# DATA:
* START *

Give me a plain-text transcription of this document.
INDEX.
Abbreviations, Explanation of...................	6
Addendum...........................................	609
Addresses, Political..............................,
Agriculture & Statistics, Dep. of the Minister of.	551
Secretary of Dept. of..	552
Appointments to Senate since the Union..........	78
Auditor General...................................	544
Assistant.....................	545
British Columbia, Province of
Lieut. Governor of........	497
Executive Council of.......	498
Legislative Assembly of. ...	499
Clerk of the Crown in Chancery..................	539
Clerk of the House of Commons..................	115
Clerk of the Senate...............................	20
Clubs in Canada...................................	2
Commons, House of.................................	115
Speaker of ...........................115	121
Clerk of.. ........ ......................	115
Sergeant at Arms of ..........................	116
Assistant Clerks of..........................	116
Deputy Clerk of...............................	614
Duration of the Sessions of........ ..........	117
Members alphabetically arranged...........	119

* END *

# WHAT YOU NEED TO DO:
Exactly as shown, repeat every record.

# RESULT OF THE TASK:
Give me a plain-text transcription of this document.
INDEX.
Abbreviations, Explanation of...................	6
Addendum...........................................	609
Addresses, Political..............................,
Agriculture & Statistics, Dep. of the Minister of.	551
Secretary of Dept. of..	552
Appointments to Senate since the Union..........	78
Auditor General...................................	544
Assistant.....................	545
British Columbia, Province of
Lieut. Governor of........	497
Executive Council of.......	498
Legislative Assembly of. ...	499
Clerk of the Crown in Chancery..................	539
Clerk of the House of Commons..................	115
Clerk of the Senate...............................	20
Clubs in Canada...................................	2
Commons, House of.................................	115
Speaker of ...........................115	121
Clerk of.. ........ ......................	115
Sergeant at Arms of ..........................	116
Assistant Clerks of..........................	116
Deputy Clerk of...............................	614
Duration of the Sessions of........ ..........	117
Members alphabetically arranged...........	119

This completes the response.